**WORK REQUIRED**
Omit the pictures, please, and give each record below again exactly.

**GIVEN RECORDS**
----------------
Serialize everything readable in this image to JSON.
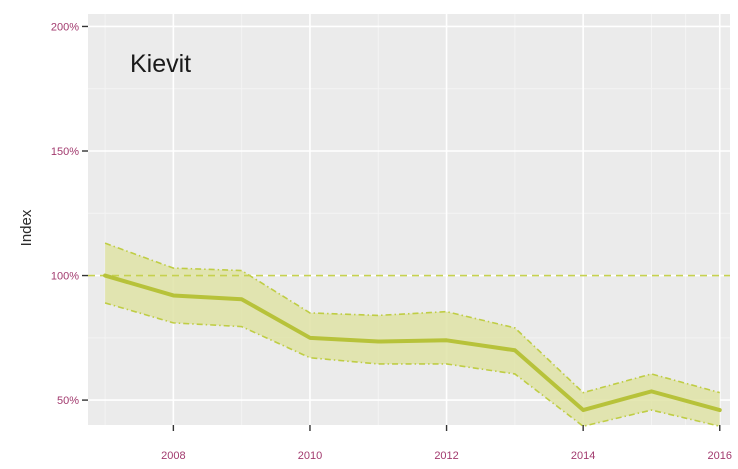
{
  "colors": {
    "panel": "#ebebeb",
    "grid_major": "#ffffff",
    "grid_minor": "#f4f4f4",
    "line": "#b7c23a",
    "ribbon_fill": "#dfe3a6",
    "ribbon_edge": "#bfcd44",
    "reference": "#c6d14f",
    "tick_text": "#a23a6e",
    "axis_title": "#2b2b2b",
    "panel_label": "#1a1a1a"
  },
  "chart_data": {
    "type": "line",
    "title": "",
    "panel_label": "Kievit",
    "xlabel": "",
    "ylabel": "Index",
    "xlim": [
      2006.75,
      2016.15
    ],
    "ylim": [
      40,
      205
    ],
    "x_ticks": [
      2008,
      2010,
      2012,
      2014,
      2016
    ],
    "y_ticks": [
      50,
      100,
      150,
      200
    ],
    "y_tick_labels": [
      "50%",
      "100%",
      "150%",
      "200%"
    ],
    "x": [
      2007,
      2008,
      2009,
      2010,
      2011,
      2012,
      2013,
      2014,
      2015,
      2016
    ],
    "series": [
      {
        "role": "index",
        "values": [
          100,
          92,
          90.5,
          75,
          73.5,
          74,
          70,
          46,
          53.5,
          46
        ]
      },
      {
        "role": "upper",
        "values": [
          113,
          103,
          102,
          85,
          84,
          85.5,
          79,
          53,
          60.5,
          53
        ]
      },
      {
        "role": "lower",
        "values": [
          89,
          81,
          79.5,
          67,
          64.5,
          64.5,
          60.5,
          39.5,
          46,
          39.5
        ]
      }
    ],
    "reference_line": 100,
    "grid": true,
    "legend": "none"
  }
}
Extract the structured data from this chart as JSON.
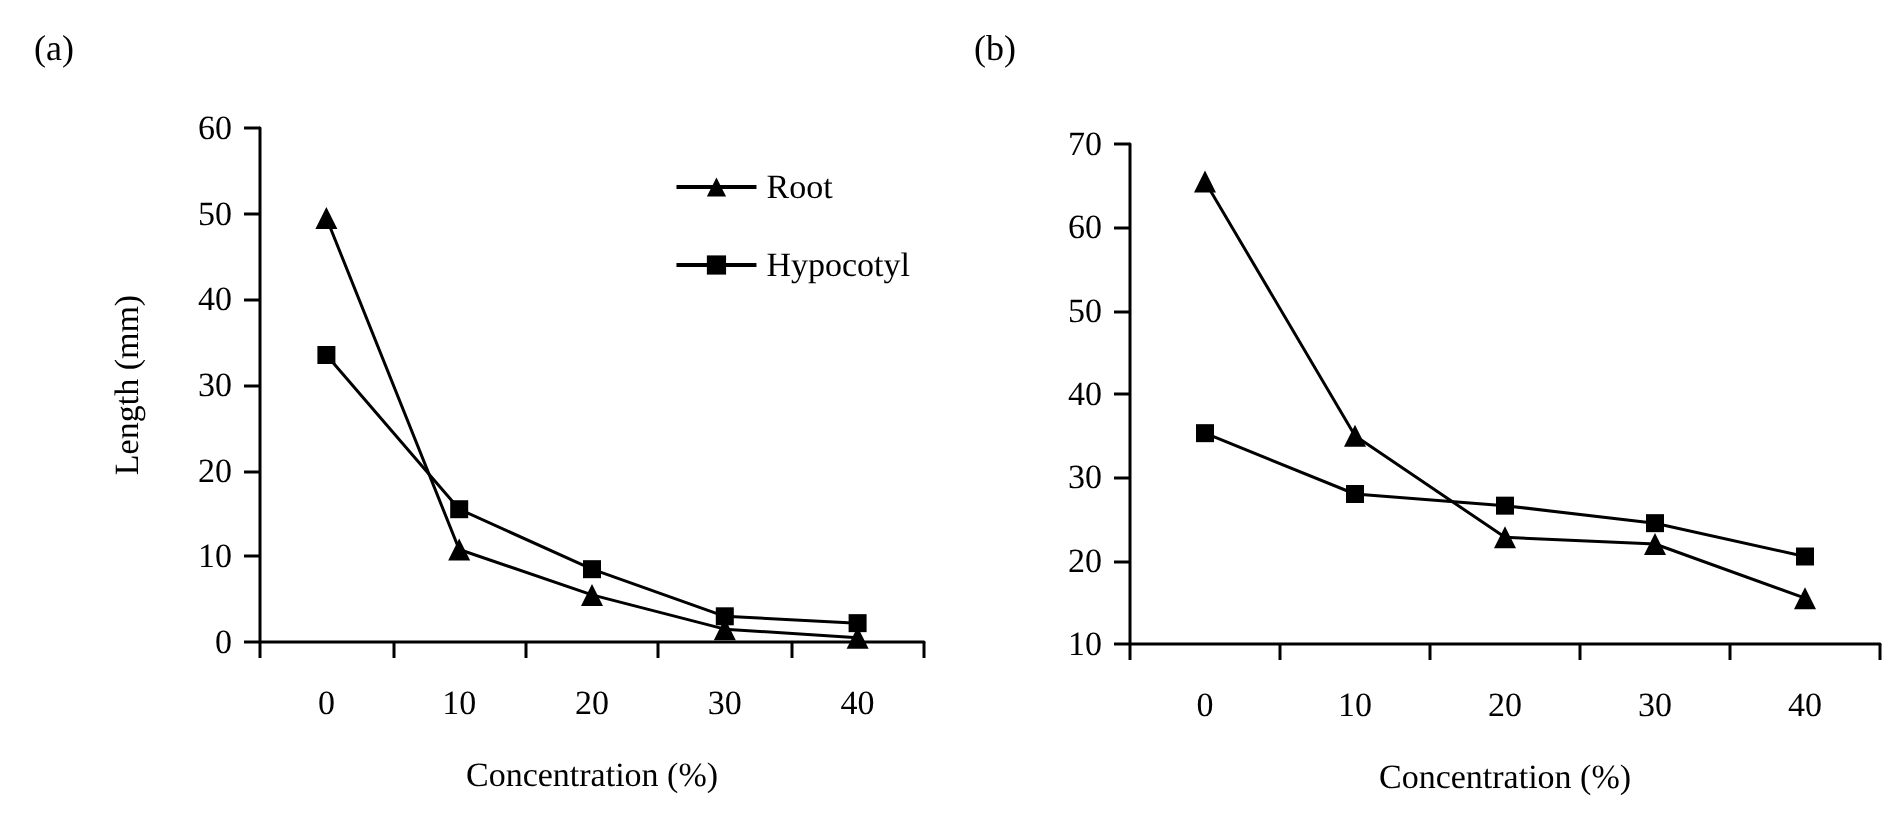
{
  "chart_data": [
    {
      "type": "line",
      "title": "(a)",
      "xlabel": "Concentration (%)",
      "ylabel": "Length (mm)",
      "categories": [
        "0",
        "10",
        "20",
        "30",
        "40"
      ],
      "series": [
        {
          "name": "Root",
          "color": "#000000",
          "marker": "triangle",
          "values": [
            49.5,
            10.8,
            5.5,
            1.5,
            0.5
          ]
        },
        {
          "name": "Hypocotyl",
          "color": "#000000",
          "marker": "square",
          "values": [
            33.5,
            15.5,
            8.5,
            3,
            2.2
          ]
        }
      ],
      "ylim": [
        0,
        60
      ],
      "yticks": [
        0,
        10,
        20,
        30,
        40,
        50,
        60
      ],
      "grid": false,
      "legend": "top right",
      "line_style": "solid"
    },
    {
      "type": "line",
      "title": "(b)",
      "xlabel": "Concentration (%)",
      "categories": [
        "0",
        "10",
        "20",
        "30",
        "40"
      ],
      "series": [
        {
          "color": "#000000",
          "marker": "triangle",
          "values": [
            65.5,
            35,
            22.8,
            22,
            15.5
          ]
        },
        {
          "color": "#000000",
          "marker": "square",
          "values": [
            35.3,
            28,
            26.6,
            24.5,
            20.5
          ]
        }
      ],
      "ylim": [
        10,
        70
      ],
      "yticks": [
        10,
        20,
        30,
        40,
        50,
        60,
        70
      ],
      "grid": false,
      "legend": false,
      "line_style": "solid"
    }
  ]
}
----------------
**FULL ANSWER**
Serialize everything readable in this image to JSON.
{
  "colors": {
    "panel": "#ebebeb",
    "grid_major": "#ffffff",
    "grid_minor": "#f4f4f4",
    "line": "#b7c23a",
    "ribbon_fill": "#dfe3a6",
    "ribbon_edge": "#bfcd44",
    "reference": "#c6d14f",
    "tick_text": "#a23a6e",
    "axis_title": "#2b2b2b",
    "panel_label": "#1a1a1a"
  },
  "chart_data": {
    "type": "line",
    "title": "",
    "panel_label": "Kievit",
    "xlabel": "",
    "ylabel": "Index",
    "xlim": [
      2006.75,
      2016.15
    ],
    "ylim": [
      40,
      205
    ],
    "x_ticks": [
      2008,
      2010,
      2012,
      2014,
      2016
    ],
    "y_ticks": [
      50,
      100,
      150,
      200
    ],
    "y_tick_labels": [
      "50%",
      "100%",
      "150%",
      "200%"
    ],
    "x": [
      2007,
      2008,
      2009,
      2010,
      2011,
      2012,
      2013,
      2014,
      2015,
      2016
    ],
    "series": [
      {
        "role": "index",
        "values": [
          100,
          92,
          90.5,
          75,
          73.5,
          74,
          70,
          46,
          53.5,
          46
        ]
      },
      {
        "role": "upper",
        "values": [
          113,
          103,
          102,
          85,
          84,
          85.5,
          79,
          53,
          60.5,
          53
        ]
      },
      {
        "role": "lower",
        "values": [
          89,
          81,
          79.5,
          67,
          64.5,
          64.5,
          60.5,
          39.5,
          46,
          39.5
        ]
      }
    ],
    "reference_line": 100,
    "grid": true,
    "legend": "none"
  }
}
Extract the structured data from this chart as JSON.
{
  "chart_data": [
    {
      "type": "line",
      "title": "(a)",
      "xlabel": "Concentration (%)",
      "ylabel": "Length (mm)",
      "categories": [
        "0",
        "10",
        "20",
        "30",
        "40"
      ],
      "series": [
        {
          "name": "Root",
          "color": "#000000",
          "marker": "triangle",
          "values": [
            49.5,
            10.8,
            5.5,
            1.5,
            0.5
          ]
        },
        {
          "name": "Hypocotyl",
          "color": "#000000",
          "marker": "square",
          "values": [
            33.5,
            15.5,
            8.5,
            3,
            2.2
          ]
        }
      ],
      "ylim": [
        0,
        60
      ],
      "yticks": [
        0,
        10,
        20,
        30,
        40,
        50,
        60
      ],
      "grid": false,
      "legend": "top right",
      "line_style": "solid"
    },
    {
      "type": "line",
      "title": "(b)",
      "xlabel": "Concentration (%)",
      "categories": [
        "0",
        "10",
        "20",
        "30",
        "40"
      ],
      "series": [
        {
          "color": "#000000",
          "marker": "triangle",
          "values": [
            65.5,
            35,
            22.8,
            22,
            15.5
          ]
        },
        {
          "color": "#000000",
          "marker": "square",
          "values": [
            35.3,
            28,
            26.6,
            24.5,
            20.5
          ]
        }
      ],
      "ylim": [
        10,
        70
      ],
      "yticks": [
        10,
        20,
        30,
        40,
        50,
        60,
        70
      ],
      "grid": false,
      "legend": false,
      "line_style": "solid"
    }
  ]
}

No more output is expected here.